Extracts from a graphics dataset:
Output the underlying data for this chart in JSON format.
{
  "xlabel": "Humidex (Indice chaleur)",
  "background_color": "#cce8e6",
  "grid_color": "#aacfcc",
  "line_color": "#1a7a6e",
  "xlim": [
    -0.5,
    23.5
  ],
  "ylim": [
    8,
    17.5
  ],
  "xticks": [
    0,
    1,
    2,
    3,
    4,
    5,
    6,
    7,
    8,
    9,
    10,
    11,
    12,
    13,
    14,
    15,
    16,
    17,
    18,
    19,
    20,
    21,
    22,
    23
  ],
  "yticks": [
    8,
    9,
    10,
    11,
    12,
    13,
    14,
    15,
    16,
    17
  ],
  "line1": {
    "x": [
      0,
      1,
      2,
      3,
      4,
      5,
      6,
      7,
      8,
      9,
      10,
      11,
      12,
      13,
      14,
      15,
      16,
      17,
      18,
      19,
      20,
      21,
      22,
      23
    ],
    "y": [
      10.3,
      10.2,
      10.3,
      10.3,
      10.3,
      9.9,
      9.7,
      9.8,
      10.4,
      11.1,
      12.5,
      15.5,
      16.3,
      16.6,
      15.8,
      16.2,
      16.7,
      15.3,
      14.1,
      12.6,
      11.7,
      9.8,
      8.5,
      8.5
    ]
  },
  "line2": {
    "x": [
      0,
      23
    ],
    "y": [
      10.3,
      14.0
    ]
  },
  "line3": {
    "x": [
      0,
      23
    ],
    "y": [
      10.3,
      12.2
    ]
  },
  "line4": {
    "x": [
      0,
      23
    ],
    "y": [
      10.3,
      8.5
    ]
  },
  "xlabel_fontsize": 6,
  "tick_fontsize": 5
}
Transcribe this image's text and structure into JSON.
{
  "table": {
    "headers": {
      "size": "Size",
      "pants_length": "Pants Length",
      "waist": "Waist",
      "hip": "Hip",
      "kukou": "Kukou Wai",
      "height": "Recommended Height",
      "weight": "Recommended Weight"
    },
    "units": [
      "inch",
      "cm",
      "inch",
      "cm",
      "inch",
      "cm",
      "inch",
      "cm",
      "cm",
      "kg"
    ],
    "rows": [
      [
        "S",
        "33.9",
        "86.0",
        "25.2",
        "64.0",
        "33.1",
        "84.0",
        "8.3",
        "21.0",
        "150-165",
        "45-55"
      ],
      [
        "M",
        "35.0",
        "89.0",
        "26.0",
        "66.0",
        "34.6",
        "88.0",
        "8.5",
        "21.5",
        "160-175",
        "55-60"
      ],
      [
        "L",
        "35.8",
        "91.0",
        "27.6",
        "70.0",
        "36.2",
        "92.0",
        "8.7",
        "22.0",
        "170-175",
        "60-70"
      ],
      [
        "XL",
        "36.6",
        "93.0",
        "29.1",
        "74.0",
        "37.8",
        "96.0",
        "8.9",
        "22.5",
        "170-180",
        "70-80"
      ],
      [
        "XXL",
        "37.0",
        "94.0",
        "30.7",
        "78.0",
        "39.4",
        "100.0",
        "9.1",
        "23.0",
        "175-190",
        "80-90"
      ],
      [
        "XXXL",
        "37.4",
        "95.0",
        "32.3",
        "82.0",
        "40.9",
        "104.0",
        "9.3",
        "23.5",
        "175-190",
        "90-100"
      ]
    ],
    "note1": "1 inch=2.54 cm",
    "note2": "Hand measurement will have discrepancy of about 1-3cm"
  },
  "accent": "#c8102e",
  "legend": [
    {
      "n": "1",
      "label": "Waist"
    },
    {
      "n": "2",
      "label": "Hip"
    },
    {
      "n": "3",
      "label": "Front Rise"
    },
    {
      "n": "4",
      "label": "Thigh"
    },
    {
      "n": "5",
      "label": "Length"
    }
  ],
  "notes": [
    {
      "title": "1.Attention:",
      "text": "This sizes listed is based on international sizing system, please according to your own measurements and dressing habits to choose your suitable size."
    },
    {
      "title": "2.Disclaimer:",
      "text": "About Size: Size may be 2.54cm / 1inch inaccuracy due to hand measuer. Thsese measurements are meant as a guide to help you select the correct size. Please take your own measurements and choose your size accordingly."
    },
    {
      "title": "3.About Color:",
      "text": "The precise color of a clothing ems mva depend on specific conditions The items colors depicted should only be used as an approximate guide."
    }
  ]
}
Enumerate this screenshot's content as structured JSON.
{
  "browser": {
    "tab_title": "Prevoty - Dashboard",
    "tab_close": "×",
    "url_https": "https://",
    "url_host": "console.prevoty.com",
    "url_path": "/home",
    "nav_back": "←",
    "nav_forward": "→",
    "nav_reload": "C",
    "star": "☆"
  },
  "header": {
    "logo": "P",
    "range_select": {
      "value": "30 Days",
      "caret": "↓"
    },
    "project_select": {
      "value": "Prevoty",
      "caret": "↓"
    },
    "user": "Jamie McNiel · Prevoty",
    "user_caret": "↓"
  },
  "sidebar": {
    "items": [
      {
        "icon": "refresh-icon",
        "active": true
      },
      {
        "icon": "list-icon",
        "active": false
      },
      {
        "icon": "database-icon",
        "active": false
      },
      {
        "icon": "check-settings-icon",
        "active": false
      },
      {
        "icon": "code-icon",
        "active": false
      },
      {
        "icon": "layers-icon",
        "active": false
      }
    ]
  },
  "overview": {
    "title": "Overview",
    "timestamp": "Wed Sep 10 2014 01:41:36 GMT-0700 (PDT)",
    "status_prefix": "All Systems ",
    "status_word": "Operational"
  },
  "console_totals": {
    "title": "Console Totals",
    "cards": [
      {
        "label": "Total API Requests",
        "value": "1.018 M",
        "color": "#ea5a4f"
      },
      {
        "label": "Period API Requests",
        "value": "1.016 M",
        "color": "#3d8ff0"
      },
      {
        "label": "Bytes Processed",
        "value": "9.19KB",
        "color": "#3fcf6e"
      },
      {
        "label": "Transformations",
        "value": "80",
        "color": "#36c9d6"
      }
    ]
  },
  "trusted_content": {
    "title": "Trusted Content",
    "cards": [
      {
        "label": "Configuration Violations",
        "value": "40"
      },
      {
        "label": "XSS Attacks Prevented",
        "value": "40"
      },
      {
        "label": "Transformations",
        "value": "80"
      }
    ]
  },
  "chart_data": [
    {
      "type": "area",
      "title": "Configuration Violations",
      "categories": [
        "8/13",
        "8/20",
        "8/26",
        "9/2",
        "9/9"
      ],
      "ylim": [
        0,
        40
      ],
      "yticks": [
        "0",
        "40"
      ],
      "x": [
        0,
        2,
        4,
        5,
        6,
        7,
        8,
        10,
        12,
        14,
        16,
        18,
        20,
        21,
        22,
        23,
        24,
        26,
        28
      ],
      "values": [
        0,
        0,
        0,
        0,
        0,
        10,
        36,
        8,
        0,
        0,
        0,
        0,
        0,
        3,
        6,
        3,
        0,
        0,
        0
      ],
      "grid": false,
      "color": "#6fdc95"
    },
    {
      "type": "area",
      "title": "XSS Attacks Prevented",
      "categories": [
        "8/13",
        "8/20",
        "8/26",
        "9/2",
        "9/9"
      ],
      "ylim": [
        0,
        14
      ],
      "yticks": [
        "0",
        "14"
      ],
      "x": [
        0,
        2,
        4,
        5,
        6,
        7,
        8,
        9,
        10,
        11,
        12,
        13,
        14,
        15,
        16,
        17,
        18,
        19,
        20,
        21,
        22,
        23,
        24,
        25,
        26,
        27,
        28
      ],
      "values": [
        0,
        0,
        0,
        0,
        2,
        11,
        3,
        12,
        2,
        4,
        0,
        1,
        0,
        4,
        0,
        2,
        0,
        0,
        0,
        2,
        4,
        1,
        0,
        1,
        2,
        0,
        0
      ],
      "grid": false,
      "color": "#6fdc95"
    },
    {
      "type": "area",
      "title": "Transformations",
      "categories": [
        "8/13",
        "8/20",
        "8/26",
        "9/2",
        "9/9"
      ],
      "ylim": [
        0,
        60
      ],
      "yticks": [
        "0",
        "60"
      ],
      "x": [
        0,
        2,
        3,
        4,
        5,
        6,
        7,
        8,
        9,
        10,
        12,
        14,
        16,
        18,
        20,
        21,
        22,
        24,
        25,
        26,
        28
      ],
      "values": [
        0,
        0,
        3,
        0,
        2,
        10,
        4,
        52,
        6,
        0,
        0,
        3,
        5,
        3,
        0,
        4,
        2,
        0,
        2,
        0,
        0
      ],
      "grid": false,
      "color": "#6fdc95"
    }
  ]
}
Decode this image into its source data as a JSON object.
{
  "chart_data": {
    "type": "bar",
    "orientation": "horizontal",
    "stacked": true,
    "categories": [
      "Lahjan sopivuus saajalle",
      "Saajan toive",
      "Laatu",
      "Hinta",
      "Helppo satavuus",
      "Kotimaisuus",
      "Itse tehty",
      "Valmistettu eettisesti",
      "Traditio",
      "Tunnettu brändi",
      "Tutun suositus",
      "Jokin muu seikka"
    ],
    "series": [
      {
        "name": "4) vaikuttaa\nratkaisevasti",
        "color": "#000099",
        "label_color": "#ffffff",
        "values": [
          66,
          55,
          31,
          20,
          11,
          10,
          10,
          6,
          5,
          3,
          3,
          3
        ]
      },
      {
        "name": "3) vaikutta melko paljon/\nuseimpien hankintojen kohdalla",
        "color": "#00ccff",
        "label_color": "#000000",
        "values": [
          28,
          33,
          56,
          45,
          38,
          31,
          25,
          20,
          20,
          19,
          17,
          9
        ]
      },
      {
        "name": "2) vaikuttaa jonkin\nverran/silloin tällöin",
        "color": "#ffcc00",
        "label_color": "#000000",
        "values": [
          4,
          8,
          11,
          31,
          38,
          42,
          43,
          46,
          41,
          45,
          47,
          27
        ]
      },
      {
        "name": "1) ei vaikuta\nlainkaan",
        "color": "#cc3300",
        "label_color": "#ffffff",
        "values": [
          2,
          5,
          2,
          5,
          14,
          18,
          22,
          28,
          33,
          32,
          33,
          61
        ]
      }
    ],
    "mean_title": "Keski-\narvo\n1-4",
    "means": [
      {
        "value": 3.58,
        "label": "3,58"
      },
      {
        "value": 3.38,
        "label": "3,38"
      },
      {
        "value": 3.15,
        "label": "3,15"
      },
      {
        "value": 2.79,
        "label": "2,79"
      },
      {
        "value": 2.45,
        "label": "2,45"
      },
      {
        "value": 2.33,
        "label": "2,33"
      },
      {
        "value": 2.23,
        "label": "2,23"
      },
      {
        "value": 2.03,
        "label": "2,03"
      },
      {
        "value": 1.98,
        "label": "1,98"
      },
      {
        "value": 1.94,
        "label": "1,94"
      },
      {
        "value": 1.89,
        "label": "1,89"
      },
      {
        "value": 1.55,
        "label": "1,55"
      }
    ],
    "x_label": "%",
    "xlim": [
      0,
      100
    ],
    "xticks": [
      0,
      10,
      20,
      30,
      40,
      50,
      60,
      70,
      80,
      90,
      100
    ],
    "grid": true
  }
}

### [YOUR OBJECTIVE]
Read the data above. Pull out each line in which the string "Requests" appears.

### [FINAL ANSWER]
        "label": "Total API Requests",
        "label": "Period API Requests",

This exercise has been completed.